Exercise prompt:
Within the records below, find each line that holds the string "this", then copy it.

========================================================================

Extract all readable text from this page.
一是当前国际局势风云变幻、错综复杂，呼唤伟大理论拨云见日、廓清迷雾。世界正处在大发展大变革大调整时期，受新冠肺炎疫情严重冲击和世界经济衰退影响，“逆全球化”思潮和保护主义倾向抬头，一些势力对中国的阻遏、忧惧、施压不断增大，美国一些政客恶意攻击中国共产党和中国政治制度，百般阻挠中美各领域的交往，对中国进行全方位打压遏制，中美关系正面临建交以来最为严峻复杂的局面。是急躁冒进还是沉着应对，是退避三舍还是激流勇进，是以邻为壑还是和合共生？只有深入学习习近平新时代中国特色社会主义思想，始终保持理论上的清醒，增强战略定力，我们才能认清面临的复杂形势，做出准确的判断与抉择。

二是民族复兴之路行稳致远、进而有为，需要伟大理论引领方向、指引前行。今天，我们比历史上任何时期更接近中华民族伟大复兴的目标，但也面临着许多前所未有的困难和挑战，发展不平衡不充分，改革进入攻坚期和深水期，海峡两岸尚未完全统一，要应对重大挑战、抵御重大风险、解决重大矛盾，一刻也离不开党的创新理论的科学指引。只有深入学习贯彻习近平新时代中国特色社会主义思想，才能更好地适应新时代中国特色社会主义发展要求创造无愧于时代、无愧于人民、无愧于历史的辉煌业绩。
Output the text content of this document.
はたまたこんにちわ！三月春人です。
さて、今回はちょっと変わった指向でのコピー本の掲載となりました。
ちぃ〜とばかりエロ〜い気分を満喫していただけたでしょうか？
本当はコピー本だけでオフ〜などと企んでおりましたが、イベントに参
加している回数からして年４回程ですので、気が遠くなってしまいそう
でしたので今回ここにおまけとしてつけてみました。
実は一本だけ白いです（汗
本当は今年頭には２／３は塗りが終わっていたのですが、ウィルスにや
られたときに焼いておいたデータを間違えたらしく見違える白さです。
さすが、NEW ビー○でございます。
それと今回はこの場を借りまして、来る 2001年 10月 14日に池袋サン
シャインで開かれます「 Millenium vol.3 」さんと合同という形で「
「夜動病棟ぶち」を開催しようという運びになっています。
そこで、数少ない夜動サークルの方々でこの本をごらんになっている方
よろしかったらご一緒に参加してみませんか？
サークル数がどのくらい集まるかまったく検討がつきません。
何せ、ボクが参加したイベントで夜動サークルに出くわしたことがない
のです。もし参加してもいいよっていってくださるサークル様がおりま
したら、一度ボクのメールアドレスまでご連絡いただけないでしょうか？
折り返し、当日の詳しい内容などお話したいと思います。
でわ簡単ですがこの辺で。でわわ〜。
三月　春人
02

========================================================================

Written answer:
Extract all readable text from this page.
Output the text content of this document.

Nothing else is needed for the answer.